## Exercise directions
In the data below, find every line that has the string "terminated", and copy it.

## Dataset records
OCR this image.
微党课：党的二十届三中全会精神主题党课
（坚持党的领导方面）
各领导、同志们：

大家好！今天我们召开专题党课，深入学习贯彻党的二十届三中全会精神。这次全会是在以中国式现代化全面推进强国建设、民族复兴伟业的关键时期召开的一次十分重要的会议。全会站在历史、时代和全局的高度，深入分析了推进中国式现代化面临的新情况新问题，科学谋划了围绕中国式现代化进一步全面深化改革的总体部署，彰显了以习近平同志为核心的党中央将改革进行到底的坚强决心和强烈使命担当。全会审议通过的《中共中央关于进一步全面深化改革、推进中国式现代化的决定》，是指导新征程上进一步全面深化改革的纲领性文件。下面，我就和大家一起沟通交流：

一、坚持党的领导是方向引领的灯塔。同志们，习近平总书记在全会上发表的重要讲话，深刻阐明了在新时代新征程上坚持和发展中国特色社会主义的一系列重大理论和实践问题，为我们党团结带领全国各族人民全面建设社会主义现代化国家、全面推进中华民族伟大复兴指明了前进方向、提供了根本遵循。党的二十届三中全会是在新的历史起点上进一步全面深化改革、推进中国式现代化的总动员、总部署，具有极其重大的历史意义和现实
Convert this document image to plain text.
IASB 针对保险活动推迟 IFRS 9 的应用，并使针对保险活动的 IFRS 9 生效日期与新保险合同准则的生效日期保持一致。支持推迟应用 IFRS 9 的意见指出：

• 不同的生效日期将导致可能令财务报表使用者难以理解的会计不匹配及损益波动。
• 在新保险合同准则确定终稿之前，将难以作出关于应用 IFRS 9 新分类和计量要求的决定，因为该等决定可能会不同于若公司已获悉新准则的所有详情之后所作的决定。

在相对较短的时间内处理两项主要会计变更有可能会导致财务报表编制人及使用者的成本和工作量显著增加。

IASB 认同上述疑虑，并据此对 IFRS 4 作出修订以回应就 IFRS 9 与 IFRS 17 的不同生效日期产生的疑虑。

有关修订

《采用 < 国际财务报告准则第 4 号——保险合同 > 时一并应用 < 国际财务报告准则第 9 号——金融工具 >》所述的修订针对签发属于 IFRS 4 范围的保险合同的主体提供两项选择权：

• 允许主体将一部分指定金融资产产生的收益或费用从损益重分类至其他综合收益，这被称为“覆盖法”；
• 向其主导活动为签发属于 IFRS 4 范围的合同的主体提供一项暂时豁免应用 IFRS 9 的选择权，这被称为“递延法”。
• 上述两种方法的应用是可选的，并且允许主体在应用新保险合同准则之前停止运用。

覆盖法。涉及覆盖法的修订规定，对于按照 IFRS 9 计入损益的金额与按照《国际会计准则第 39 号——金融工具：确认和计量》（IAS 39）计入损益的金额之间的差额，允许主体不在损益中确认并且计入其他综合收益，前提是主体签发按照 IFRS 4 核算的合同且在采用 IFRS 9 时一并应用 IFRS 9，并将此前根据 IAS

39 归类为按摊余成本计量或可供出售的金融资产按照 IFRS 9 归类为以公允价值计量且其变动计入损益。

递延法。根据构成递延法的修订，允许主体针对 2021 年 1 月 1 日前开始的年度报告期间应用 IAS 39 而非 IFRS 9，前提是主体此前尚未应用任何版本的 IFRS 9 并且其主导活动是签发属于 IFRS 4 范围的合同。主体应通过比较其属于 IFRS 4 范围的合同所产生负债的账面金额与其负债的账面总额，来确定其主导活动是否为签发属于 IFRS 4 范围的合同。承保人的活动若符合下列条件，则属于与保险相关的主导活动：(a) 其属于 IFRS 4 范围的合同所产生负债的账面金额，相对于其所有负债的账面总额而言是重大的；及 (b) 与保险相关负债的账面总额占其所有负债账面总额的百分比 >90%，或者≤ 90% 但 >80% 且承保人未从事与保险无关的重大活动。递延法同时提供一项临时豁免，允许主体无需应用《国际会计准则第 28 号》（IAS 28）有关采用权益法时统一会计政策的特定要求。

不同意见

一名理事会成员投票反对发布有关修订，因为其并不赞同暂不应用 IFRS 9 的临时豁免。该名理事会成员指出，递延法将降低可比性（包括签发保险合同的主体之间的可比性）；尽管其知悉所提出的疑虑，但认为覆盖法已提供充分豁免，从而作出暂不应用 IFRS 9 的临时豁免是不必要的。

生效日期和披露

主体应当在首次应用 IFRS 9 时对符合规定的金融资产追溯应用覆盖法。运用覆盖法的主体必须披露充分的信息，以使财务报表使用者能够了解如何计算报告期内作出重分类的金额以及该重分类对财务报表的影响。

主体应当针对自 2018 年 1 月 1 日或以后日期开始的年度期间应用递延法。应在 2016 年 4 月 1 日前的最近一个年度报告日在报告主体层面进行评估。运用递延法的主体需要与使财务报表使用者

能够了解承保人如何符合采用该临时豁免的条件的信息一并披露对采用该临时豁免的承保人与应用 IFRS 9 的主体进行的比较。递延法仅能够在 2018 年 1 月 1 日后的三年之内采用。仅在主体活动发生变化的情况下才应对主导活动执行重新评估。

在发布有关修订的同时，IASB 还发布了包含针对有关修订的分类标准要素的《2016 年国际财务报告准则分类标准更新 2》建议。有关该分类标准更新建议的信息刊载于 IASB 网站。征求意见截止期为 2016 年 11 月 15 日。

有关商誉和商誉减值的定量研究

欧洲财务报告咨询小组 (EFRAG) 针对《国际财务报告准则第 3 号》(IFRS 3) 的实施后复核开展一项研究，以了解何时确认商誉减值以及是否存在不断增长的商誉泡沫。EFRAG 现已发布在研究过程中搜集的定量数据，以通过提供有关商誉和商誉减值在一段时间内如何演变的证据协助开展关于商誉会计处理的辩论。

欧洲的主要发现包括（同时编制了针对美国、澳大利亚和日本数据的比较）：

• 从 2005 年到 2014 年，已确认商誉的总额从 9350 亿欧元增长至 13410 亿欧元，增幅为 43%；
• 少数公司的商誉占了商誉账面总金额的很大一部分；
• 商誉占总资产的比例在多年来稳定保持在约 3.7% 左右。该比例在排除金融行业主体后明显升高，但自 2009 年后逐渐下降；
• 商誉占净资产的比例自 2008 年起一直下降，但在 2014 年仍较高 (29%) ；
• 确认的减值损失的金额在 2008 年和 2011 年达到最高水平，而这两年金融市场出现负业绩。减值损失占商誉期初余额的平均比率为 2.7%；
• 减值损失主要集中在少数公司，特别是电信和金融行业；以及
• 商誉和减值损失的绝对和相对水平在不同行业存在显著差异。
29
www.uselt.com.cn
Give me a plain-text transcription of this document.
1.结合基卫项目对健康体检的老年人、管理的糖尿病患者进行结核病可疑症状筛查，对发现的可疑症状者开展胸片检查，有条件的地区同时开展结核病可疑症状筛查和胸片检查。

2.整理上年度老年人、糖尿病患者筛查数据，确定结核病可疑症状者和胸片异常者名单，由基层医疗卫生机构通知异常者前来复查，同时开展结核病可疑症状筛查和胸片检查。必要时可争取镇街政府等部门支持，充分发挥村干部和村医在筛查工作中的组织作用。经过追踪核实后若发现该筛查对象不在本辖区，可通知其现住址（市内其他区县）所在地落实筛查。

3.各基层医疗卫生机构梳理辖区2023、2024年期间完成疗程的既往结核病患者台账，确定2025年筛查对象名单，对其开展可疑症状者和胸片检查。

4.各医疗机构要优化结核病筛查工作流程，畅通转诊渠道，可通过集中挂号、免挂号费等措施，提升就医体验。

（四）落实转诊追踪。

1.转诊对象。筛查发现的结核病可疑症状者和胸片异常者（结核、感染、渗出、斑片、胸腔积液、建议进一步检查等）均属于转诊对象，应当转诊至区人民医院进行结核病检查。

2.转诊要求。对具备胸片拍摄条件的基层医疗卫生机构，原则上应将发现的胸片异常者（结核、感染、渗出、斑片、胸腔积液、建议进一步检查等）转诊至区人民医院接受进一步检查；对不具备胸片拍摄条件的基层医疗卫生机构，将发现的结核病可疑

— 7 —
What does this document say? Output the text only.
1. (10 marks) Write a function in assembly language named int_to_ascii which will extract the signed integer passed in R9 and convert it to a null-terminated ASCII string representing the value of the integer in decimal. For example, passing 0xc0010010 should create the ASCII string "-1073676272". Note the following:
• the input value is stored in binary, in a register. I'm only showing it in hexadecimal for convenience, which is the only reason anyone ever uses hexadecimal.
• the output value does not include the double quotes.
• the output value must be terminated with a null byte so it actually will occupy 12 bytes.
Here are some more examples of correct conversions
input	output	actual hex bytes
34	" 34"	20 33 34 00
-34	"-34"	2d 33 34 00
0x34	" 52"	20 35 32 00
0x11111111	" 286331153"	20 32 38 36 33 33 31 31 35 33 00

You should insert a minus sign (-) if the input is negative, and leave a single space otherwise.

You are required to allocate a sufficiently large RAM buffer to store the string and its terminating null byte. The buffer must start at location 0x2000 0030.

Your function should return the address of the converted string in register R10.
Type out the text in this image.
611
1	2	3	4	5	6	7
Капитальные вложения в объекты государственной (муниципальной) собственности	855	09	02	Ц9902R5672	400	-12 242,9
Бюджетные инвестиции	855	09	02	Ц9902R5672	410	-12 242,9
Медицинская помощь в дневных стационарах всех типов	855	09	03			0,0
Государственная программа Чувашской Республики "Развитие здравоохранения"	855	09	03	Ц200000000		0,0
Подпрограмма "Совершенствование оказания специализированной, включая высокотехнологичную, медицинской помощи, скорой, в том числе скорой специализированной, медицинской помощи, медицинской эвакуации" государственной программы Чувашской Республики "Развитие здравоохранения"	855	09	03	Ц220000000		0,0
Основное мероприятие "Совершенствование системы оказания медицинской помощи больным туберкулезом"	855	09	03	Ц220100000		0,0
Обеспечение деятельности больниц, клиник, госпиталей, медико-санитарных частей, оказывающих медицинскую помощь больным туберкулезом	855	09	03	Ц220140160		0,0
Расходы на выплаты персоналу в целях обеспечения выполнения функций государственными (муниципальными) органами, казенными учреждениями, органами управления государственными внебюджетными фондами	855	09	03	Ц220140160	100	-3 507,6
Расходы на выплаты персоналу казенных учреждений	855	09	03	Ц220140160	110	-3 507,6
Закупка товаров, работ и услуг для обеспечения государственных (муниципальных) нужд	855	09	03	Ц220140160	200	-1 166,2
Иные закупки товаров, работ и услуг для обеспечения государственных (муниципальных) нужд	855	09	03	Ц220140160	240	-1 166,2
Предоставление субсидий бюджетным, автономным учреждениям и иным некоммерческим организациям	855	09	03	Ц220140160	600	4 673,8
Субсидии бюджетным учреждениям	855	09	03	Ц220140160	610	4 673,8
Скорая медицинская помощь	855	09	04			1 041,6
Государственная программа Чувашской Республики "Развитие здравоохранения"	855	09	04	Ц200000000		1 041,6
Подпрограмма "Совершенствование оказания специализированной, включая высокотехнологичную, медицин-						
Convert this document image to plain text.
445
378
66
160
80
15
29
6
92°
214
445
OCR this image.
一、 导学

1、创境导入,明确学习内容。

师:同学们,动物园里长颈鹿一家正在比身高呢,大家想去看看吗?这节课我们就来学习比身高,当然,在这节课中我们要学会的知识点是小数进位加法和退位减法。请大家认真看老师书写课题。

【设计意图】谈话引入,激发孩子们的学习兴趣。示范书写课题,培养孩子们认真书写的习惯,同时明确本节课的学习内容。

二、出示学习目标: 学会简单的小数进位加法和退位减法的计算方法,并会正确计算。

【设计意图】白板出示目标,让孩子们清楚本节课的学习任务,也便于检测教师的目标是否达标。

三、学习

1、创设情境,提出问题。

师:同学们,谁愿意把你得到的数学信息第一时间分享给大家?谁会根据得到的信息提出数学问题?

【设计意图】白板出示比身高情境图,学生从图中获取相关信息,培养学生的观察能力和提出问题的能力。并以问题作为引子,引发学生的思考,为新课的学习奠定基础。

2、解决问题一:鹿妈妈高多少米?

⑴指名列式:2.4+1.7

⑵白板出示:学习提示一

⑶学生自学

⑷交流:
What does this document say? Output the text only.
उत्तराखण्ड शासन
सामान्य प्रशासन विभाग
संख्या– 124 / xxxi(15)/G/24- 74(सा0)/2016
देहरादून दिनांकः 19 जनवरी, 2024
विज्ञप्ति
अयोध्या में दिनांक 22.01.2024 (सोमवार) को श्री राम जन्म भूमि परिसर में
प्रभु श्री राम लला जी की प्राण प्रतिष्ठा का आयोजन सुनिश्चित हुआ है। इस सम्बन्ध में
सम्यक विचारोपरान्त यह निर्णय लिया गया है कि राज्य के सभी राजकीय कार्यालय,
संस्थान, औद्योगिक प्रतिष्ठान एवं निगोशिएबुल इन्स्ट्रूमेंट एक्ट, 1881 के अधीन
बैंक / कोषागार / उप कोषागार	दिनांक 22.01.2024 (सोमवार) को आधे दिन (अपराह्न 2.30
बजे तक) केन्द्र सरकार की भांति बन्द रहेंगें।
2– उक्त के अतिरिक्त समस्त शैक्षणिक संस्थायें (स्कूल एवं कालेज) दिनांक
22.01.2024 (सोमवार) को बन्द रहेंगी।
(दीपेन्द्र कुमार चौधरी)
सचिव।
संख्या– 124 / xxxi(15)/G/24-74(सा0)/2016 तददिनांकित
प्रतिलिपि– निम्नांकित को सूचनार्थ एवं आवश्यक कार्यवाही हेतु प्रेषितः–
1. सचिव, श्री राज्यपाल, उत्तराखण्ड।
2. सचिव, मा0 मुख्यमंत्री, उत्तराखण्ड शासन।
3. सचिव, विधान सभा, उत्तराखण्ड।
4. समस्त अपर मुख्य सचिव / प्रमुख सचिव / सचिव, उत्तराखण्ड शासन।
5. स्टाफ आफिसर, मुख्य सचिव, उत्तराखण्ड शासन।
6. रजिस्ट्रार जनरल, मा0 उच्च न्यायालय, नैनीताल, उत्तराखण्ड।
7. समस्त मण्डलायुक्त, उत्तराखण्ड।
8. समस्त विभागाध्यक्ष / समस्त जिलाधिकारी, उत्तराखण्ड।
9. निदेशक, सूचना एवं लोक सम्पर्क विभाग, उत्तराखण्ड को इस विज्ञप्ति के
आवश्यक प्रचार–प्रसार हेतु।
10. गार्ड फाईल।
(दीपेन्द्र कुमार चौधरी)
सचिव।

## Completed task
1. (10 marks) Write a function in assembly language named int_to_ascii which will extract the signed integer passed in R9 and convert it to a null-terminated ASCII string representing the value of the integer in decimal. For example, passing 0xc0010010 should create the ASCII string "-1073676272". Note the following:
• the output value must be terminated with a null byte so it actually will occupy 12 bytes.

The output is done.